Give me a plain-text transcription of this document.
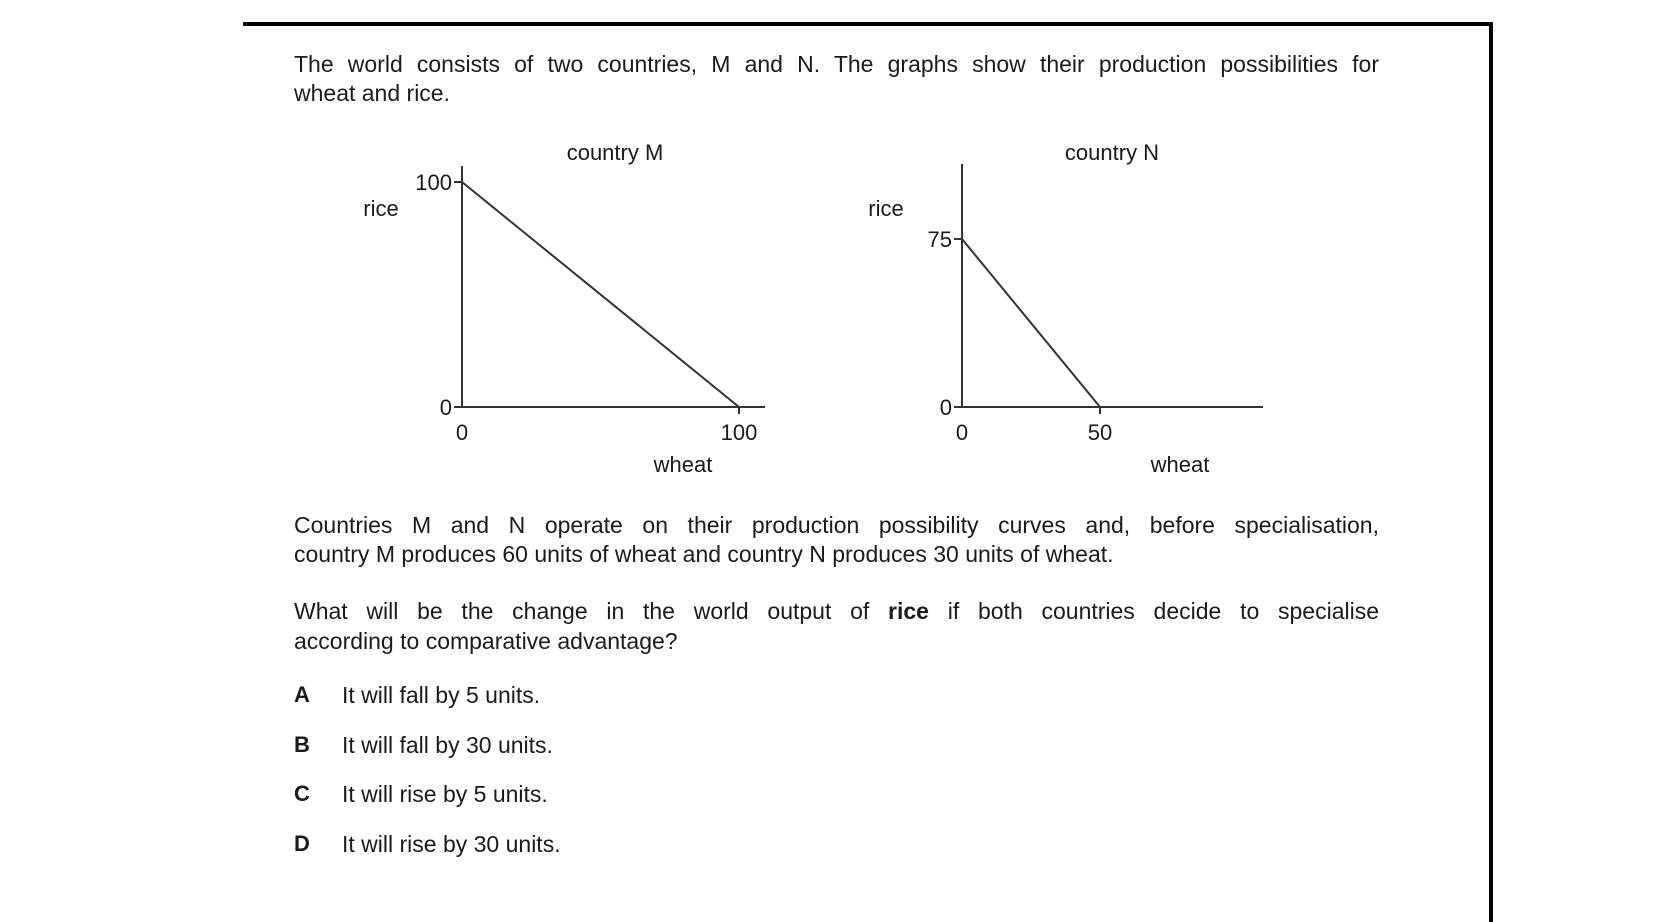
The world consists of two countries, M and N. The graphs show their production possibilities for
wheat and rice.
country M
rice
wheat
100
0
0	100
country N
rice
wheat
75
0
0	50
Countries M and N operate on their production possibility curves and, before specialisation,
country M produces 60 units of wheat and country N produces 30 units of wheat.
What will be the change in the world output of rice if both countries decide to specialise
according to comparative advantage?
A It will fall by 5 units.
B It will fall by 30 units.
C It will rise by 5 units.
D It will rise by 30 units.
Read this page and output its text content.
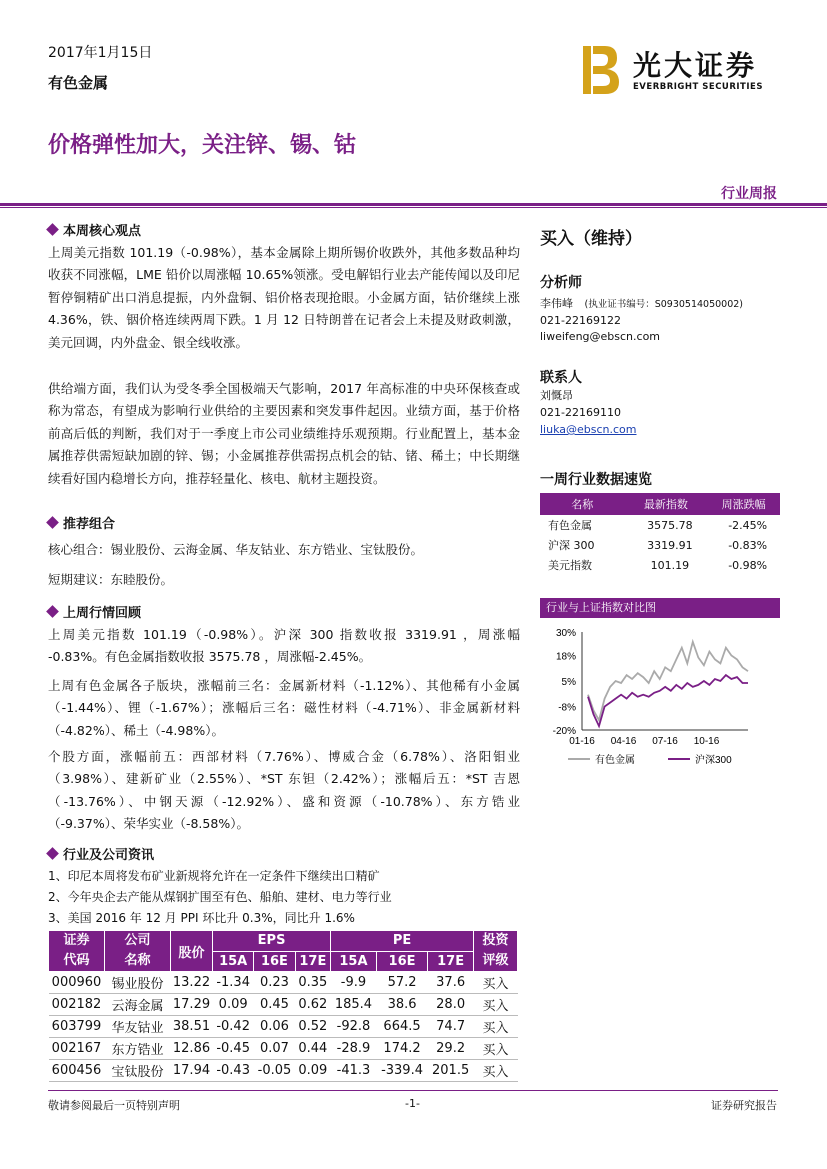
2017年1月15日
有色金属
光大证券
EVERBRIGHT SECURITIES
价格弹性加大，关注锌、锡、钴
行业周报
本周核心观点
上周美元指数 101.19（-0.98%），基本金属除上期所锡价收跌外，其他多数品种均收获不同涨幅，LME 铅价以周涨幅 10.65%领涨。受电解铝行业去产能传闻以及印尼暂停铜精矿出口消息提振，内外盘铜、铝价格表现抢眼。小金属方面，钴价继续上涨 4.36%，铁、铟价格连续两周下跌。1 月 12 日特朗普在记者会上未提及财政刺激，美元回调，内外盘金、银全线收涨。
供给端方面，我们认为受冬季全国极端天气影响，2017 年高标准的中央环保核查或称为常态，有望成为影响行业供给的主要因素和突发事件起因。业绩方面，基于价格前高后低的判断，我们对于一季度上市公司业绩维持乐观预期。行业配置上，基本金属推荐供需短缺加剧的锌、锡；小金属推荐供需拐点机会的钴、锗、稀土；中长期继续看好国内稳增长方向，推荐轻量化、核电、航材主题投资。
推荐组合
核心组合：锡业股份、云海金属、华友钴业、东方锆业、宝钛股份。
短期建议：东睦股份。
上周行情回顾
上周美元指数 101.19（-0.98%）。沪深 300 指数收报 3319.91 ，周涨幅 -0.83%。有色金属指数收报 3575.78 ，周涨幅-2.45%。
上周有色金属各子版块，涨幅前三名：金属新材料（-1.12%）、其他稀有小金属（-1.44%）、锂（-1.67%）；涨幅后三名：磁性材料（-4.71%）、非金属新材料（-4.82%）、稀土（-4.98%）。
个股方面，涨幅前五：西部材料（7.76%）、博威合金（6.78%）、洛阳钼业（3.98%）、建新矿业（2.55%）、*ST 东钽（2.42%）；涨幅后五：*ST 吉恩（-13.76%）、中钢天源（-12.92%）、盛和资源（-10.78%）、东方锆业（-9.37%）、荣华实业（-8.58%）。
行业及公司资讯
1、印尼本周将发布矿业新规将允许在一定条件下继续出口精矿
2、今年央企去产能从煤钢扩围至有色、船舶、建材、电力等行业
3、美国 2016 年 12 月 PPI 环比升 0.3%，同比升 1.6%
证券
代码	公司
名称	股价	EPS			PE			投资
评级
			15A	16E	17E	15A	16E	17E	
000960	锡业股份	13.22	-1.34	0.23	0.35	-9.9	57.2	37.6	买入
002182	云海金属	17.29	0.09	0.45	0.62	185.4	38.6	28.0	买入
603799	华友钴业	38.51	-0.42	0.06	0.52	-92.8	664.5	74.7	买入
002167	东方锆业	12.86	-0.45	0.07	0.44	-28.9	174.2	29.2	买入
600456	宝钛股份	17.94	-0.43	-0.05	0.09	-41.3	-339.4	201.5	买入
买入（维持）
分析师
李伟峰 (执业证书编号：S0930514050002)
021-22169122
liweifeng@ebscn.com
联系人
刘慨昂
021-22169110
liuka@ebscn.com
一周行业数据速览
名称	最新指数	周涨跌幅
有色金属	3575.78	-2.45%
沪深 300	3319.91	-0.83%
美元指数	101.19	-0.98%
行业与上证指数对比图
30%
18%
5%
-8%
-20%
01-16 04-16 07-16 10-16
有色金属	沪深300
敬请参阅最后一页特别声明	-1-	证券研究报告
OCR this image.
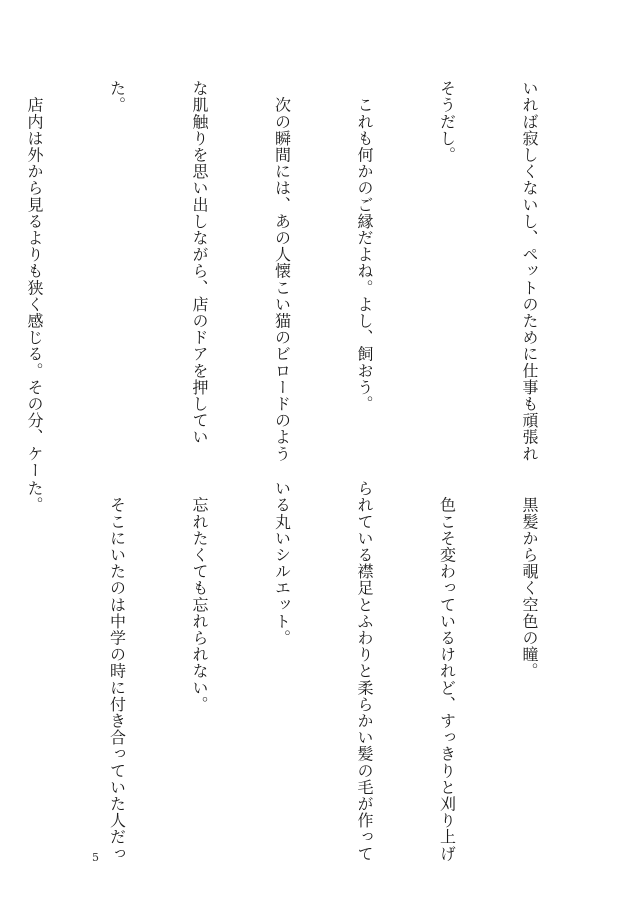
いれば寂しくないし、ペットのために仕事も頑張れ

そうだし。

　これも何かのご縁だよね。よし、飼おう。

　次の瞬間には、あの人懐こい猫のビロードのよう

な肌触りを思い出しながら、店のドアを押してい

た。

　店内は外から見るよりも狭く感じる。その分、ケー

　黒髪から覗く空色の瞳。

　色こそ変わっているけれど、すっきりと刈り上げ

られている襟足とふわりと柔らかい髪の毛が作って

いる丸いシルエット。

　忘れたくても忘れられない。

　そこにいたのは中学の時に付き合っていた人だっ

た。

5
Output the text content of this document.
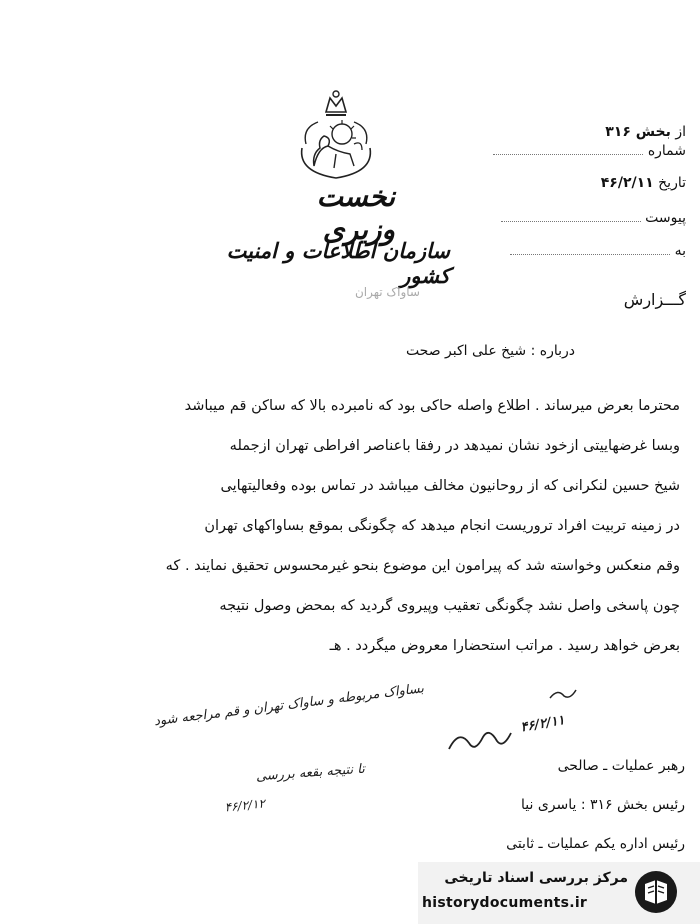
نخست وزیری
سازمان اطلاعات و امنیت کشور
ساواک تهران
از بخش ۳۱۶
شماره
تاریخ ۴۶/۲/۱۱
پیوست
به
گـــزارش
درباره : شیخ علی اکبر صحت
محترما بعرض میرساند . اطلاع واصله حاکی بود که نامبرده بالا که ساکن قم میباشد
وبسا غرضهاییتی ازخود نشان نمیدهد در رفقا باعناصر افراطی تهران ازجمله
شیخ حسین لنکرانی که از روحانیون مخالف میباشد در تماس بوده وفعالیتهایی
در زمینه تربیت افراد تروریست انجام میدهد که چگونگی بموقع بساواکهای تهران
وقم منعکس وخواسته شد که پیرامون این موضوع بنحو غیرمحسوس تحقیق نمایند . که
چون پاسخی واصل نشد چگونگی تعقیب وپیروی گردید که بمحض وصول نتیجه
بعرض خواهد رسید . مراتب استحضارا معروض میگردد . هـ
بساواک مربوطه و ساواک تهران و قم مراجعه شود
تا نتیجه بقعه بررسی
۴۶/۲/۱۲
۴۶/۲/۱۱
رهبر عملیات ـ صالحی
رئیس بخش ۳۱۶ : یاسری نیا
رئیس اداره یکم عملیات ـ ثابتی
مرکز بررسی اسناد تاریخی
historydocuments.ir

--*--

- What is needed: Leave out the pictures and output every record above precisely as given.

- Solution:
Give me a plain-text transcription of this document.
The world consists of two countries, M and N. The graphs show their production possibilities for
wheat and rice.
country M
rice
wheat
100
0
0	100
country N
rice
wheat
75
0
0	50
Countries M and N operate on their production possibility curves and, before specialisation,
country M produces 60 units of wheat and country N produces 30 units of wheat.
What will be the change in the world output of rice if both countries decide to specialise
according to comparative advantage?
A It will fall by 5 units.
B It will fall by 30 units.
C It will rise by 5 units.
D It will rise by 30 units.
Read this page and output its text content.
2017年1月15日
有色金属
光大证券
EVERBRIGHT SECURITIES
价格弹性加大，关注锌、锡、钴
行业周报
本周核心观点
上周美元指数 101.19（-0.98%），基本金属除上期所锡价收跌外，其他多数品种均收获不同涨幅，LME 铅价以周涨幅 10.65%领涨。受电解铝行业去产能传闻以及印尼暂停铜精矿出口消息提振，内外盘铜、铝价格表现抢眼。小金属方面，钴价继续上涨 4.36%，铁、铟价格连续两周下跌。1 月 12 日特朗普在记者会上未提及财政刺激，美元回调，内外盘金、银全线收涨。
供给端方面，我们认为受冬季全国极端天气影响，2017 年高标准的中央环保核查或称为常态，有望成为影响行业供给的主要因素和突发事件起因。业绩方面，基于价格前高后低的判断，我们对于一季度上市公司业绩维持乐观预期。行业配置上，基本金属推荐供需短缺加剧的锌、锡；小金属推荐供需拐点机会的钴、锗、稀土；中长期继续看好国内稳增长方向，推荐轻量化、核电、航材主题投资。
推荐组合
核心组合：锡业股份、云海金属、华友钴业、东方锆业、宝钛股份。
短期建议：东睦股份。
上周行情回顾
上周美元指数 101.19（-0.98%）。沪深 300 指数收报 3319.91 ，周涨幅 -0.83%。有色金属指数收报 3575.78 ，周涨幅-2.45%。
上周有色金属各子版块，涨幅前三名：金属新材料（-1.12%）、其他稀有小金属（-1.44%）、锂（-1.67%）；涨幅后三名：磁性材料（-4.71%）、非金属新材料（-4.82%）、稀土（-4.98%）。
个股方面，涨幅前五：西部材料（7.76%）、博威合金（6.78%）、洛阳钼业（3.98%）、建新矿业（2.55%）、*ST 东钽（2.42%）；涨幅后五：*ST 吉恩（-13.76%）、中钢天源（-12.92%）、盛和资源（-10.78%）、东方锆业（-9.37%）、荣华实业（-8.58%）。
行业及公司资讯
1、印尼本周将发布矿业新规将允许在一定条件下继续出口精矿
2、今年央企去产能从煤钢扩围至有色、船舶、建材、电力等行业
3、美国 2016 年 12 月 PPI 环比升 0.3%，同比升 1.6%
证券
代码	公司
名称	股价	EPS			PE			投资
评级
			15A	16E	17E	15A	16E	17E	
000960	锡业股份	13.22	-1.34	0.23	0.35	-9.9	57.2	37.6	买入
002182	云海金属	17.29	0.09	0.45	0.62	185.4	38.6	28.0	买入
603799	华友钴业	38.51	-0.42	0.06	0.52	-92.8	664.5	74.7	买入
002167	东方锆业	12.86	-0.45	0.07	0.44	-28.9	174.2	29.2	买入
600456	宝钛股份	17.94	-0.43	-0.05	0.09	-41.3	-339.4	201.5	买入
买入（维持）
分析师
李伟峰 (执业证书编号：S0930514050002)
021-22169122
liweifeng@ebscn.com
联系人
刘慨昂
021-22169110
liuka@ebscn.com
一周行业数据速览
名称	最新指数	周涨跌幅
有色金属	3575.78	-2.45%
沪深 300	3319.91	-0.83%
美元指数	101.19	-0.98%
行业与上证指数对比图
30%
18%
5%
-8%
-20%
01-16 04-16 07-16 10-16
有色金属	沪深300
敬请参阅最后一页特别声明	-1-	证券研究报告
OCR this image.
いれば寂しくないし、ペットのために仕事も頑張れ

そうだし。

　これも何かのご縁だよね。よし、飼おう。

　次の瞬間には、あの人懐こい猫のビロードのよう

な肌触りを思い出しながら、店のドアを押してい

た。

　店内は外から見るよりも狭く感じる。その分、ケー

　黒髪から覗く空色の瞳。

　色こそ変わっているけれど、すっきりと刈り上げ

られている襟足とふわりと柔らかい髪の毛が作って

いる丸いシルエット。

　忘れたくても忘れられない。

　そこにいたのは中学の時に付き合っていた人だっ

た。

5
Output the text content of this document.
نخست وزیری
سازمان اطلاعات و امنیت کشور
ساواک تهران
از بخش ۳۱۶
شماره
تاریخ ۴۶/۲/۱۱
پیوست
به
گـــزارش
درباره : شیخ علی اکبر صحت
محترما بعرض میرساند . اطلاع واصله حاکی بود که نامبرده بالا که ساکن قم میباشد
وبسا غرضهاییتی ازخود نشان نمیدهد در رفقا باعناصر افراطی تهران ازجمله
شیخ حسین لنکرانی که از روحانیون مخالف میباشد در تماس بوده وفعالیتهایی
در زمینه تربیت افراد تروریست انجام میدهد که چگونگی بموقع بساواکهای تهران
وقم منعکس وخواسته شد که پیرامون این موضوع بنحو غیرمحسوس تحقیق نمایند . که
چون پاسخی واصل نشد چگونگی تعقیب وپیروی گردید که بمحض وصول نتیجه
بعرض خواهد رسید . مراتب استحضارا معروض میگردد . هـ
بساواک مربوطه و ساواک تهران و قم مراجعه شود
تا نتیجه بقعه بررسی
۴۶/۲/۱۲
۴۶/۲/۱۱
رهبر عملیات ـ صالحی
رئیس بخش ۳۱۶ : یاسری نیا
رئیس اداره یکم عملیات ـ ثابتی
مرکز بررسی اسناد تاریخی
historydocuments.ir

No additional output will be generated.